** Given request **
Pictures do not belong in the copy, so please give every entry below again exactly.

** Extracted records **

+-------+

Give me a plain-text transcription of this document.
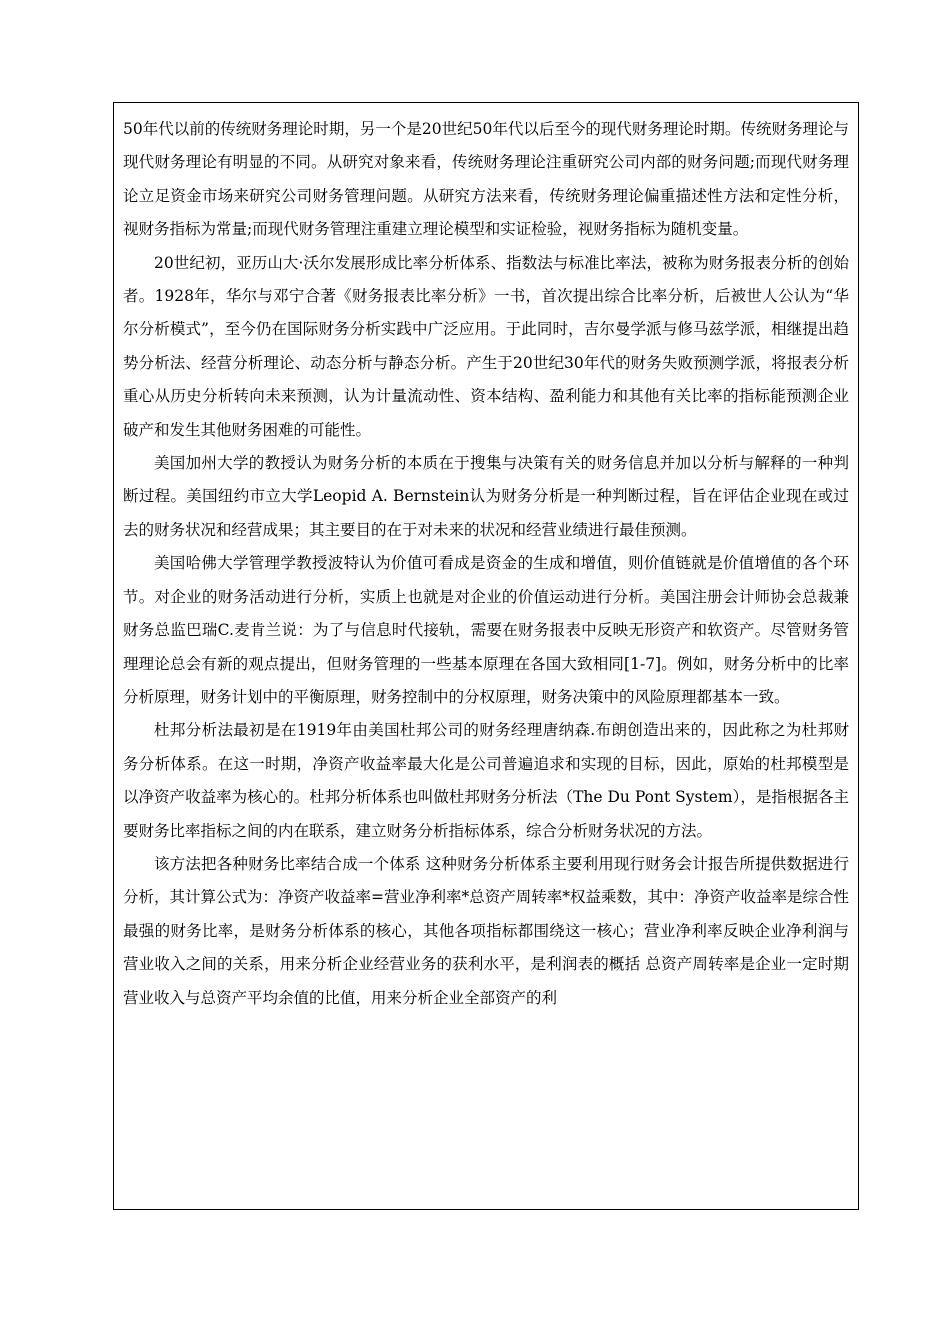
50年代以前的传统财务理论时期，另一个是20世纪50年代以后至今的现代财务理论时期。传统财务理论与现代财务理论有明显的不同。从研究对象来看，传统财务理论注重研究公司内部的财务问题;而现代财务理论立足资金市场来研究公司财务管理问题。从研究方法来看，传统财务理论偏重描述性方法和定性分析，视财务指标为常量;而现代财务管理注重建立理论模型和实证检验，视财务指标为随机变量。

20世纪初，亚历山大·沃尔发展形成比率分析体系、指数法与标准比率法，被称为财务报表分析的创始者。1928年，华尔与邓宁合著《财务报表比率分析》一书，首次提出综合比率分析，后被世人公认为“华尔分析模式”，至今仍在国际财务分析实践中广泛应用。于此同时，吉尔曼学派与修马兹学派，相继提出趋势分析法、经营分析理论、动态分析与静态分析。产生于20世纪30年代的财务失败预测学派，将报表分析重心从历史分析转向未来预测，认为计量流动性、资本结构、盈利能力和其他有关比率的指标能预测企业破产和发生其他财务困难的可能性。

美国加州大学的教授认为财务分析的本质在于搜集与决策有关的财务信息并加以分析与解释的一种判断过程。美国纽约市立大学Leopid A. Bernstein认为财务分析是一种判断过程，旨在评估企业现在或过去的财务状况和经营成果；其主要目的在于对未来的状况和经营业绩进行最佳预测。

美国哈佛大学管理学教授波特认为价值可看成是资金的生成和增值，则价值链就是价值增值的各个环节。对企业的财务活动进行分析，实质上也就是对企业的价值运动进行分析。美国注册会计师协会总裁兼财务总监巴瑞C.麦肯兰说：为了与信息时代接轨，需要在财务报表中反映无形资产和软资产。尽管财务管理理论总会有新的观点提出，但财务管理的一些基本原理在各国大致相同[1-7]。例如，财务分析中的比率分析原理，财务计划中的平衡原理，财务控制中的分权原理，财务决策中的风险原理都基本一致。

杜邦分析法最初是在1919年由美国杜邦公司的财务经理唐纳森.布朗创造出来的，因此称之为杜邦财务分析体系。在这一时期，净资产收益率最大化是公司普遍追求和实现的目标，因此，原始的杜邦模型是以净资产收益率为核心的。杜邦分析体系也叫做杜邦财务分析法（The Du Pont System），是指根据各主要财务比率指标之间的内在联系，建立财务分析指标体系，综合分析财务状况的方法。

该方法把各种财务比率结合成一个体系 这种财务分析体系主要利用现行财务会计报告所提供数据进行分析，其计算公式为：净资产收益率=营业净利率*总资产周转率*权益乘数，其中：净资产收益率是综合性最强的财务比率，是财务分析体系的核心，其他各项指标都围绕这一核心；营业净利率反映企业净利润与营业收入之间的关系，用来分析企业经营业务的获利水平，是利润表的概括 总资产周转率是企业一定时期营业收入与总资产平均余值的比值，用来分析企业全部资产的利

+-------+

** Task solution **
Give me a plain-text transcription of this document.
50年代以前的传统财务理论时期，另一个是20世纪50年代以后至今的现代财务理论时期。传统财务理论与现代财务理论有明显的不同。从研究对象来看，传统财务理论注重研究公司内部的财务问题;而现代财务理论立足资金市场来研究公司财务管理问题。从研究方法来看，传统财务理论偏重描述性方法和定性分析，视财务指标为常量;而现代财务管理注重建立理论模型和实证检验，视财务指标为随机变量。

20世纪初，亚历山大·沃尔发展形成比率分析体系、指数法与标准比率法，被称为财务报表分析的创始者。1928年，华尔与邓宁合著《财务报表比率分析》一书，首次提出综合比率分析，后被世人公认为“华尔分析模式”，至今仍在国际财务分析实践中广泛应用。于此同时，吉尔曼学派与修马兹学派，相继提出趋势分析法、经营分析理论、动态分析与静态分析。产生于20世纪30年代的财务失败预测学派，将报表分析重心从历史分析转向未来预测，认为计量流动性、资本结构、盈利能力和其他有关比率的指标能预测企业破产和发生其他财务困难的可能性。

美国加州大学的教授认为财务分析的本质在于搜集与决策有关的财务信息并加以分析与解释的一种判断过程。美国纽约市立大学Leopid A. Bernstein认为财务分析是一种判断过程，旨在评估企业现在或过去的财务状况和经营成果；其主要目的在于对未来的状况和经营业绩进行最佳预测。

美国哈佛大学管理学教授波特认为价值可看成是资金的生成和增值，则价值链就是价值增值的各个环节。对企业的财务活动进行分析，实质上也就是对企业的价值运动进行分析。美国注册会计师协会总裁兼财务总监巴瑞C.麦肯兰说：为了与信息时代接轨，需要在财务报表中反映无形资产和软资产。尽管财务管理理论总会有新的观点提出，但财务管理的一些基本原理在各国大致相同[1-7]。例如，财务分析中的比率分析原理，财务计划中的平衡原理，财务控制中的分权原理，财务决策中的风险原理都基本一致。

杜邦分析法最初是在1919年由美国杜邦公司的财务经理唐纳森.布朗创造出来的，因此称之为杜邦财务分析体系。在这一时期，净资产收益率最大化是公司普遍追求和实现的目标，因此，原始的杜邦模型是以净资产收益率为核心的。杜邦分析体系也叫做杜邦财务分析法（The Du Pont System），是指根据各主要财务比率指标之间的内在联系，建立财务分析指标体系，综合分析财务状况的方法。

该方法把各种财务比率结合成一个体系 这种财务分析体系主要利用现行财务会计报告所提供数据进行分析，其计算公式为：净资产收益率=营业净利率*总资产周转率*权益乘数，其中：净资产收益率是综合性最强的财务比率，是财务分析体系的核心，其他各项指标都围绕这一核心；营业净利率反映企业净利润与营业收入之间的关系，用来分析企业经营业务的获利水平，是利润表的概括 总资产周转率是企业一定时期营业收入与总资产平均余值的比值，用来分析企业全部资产的利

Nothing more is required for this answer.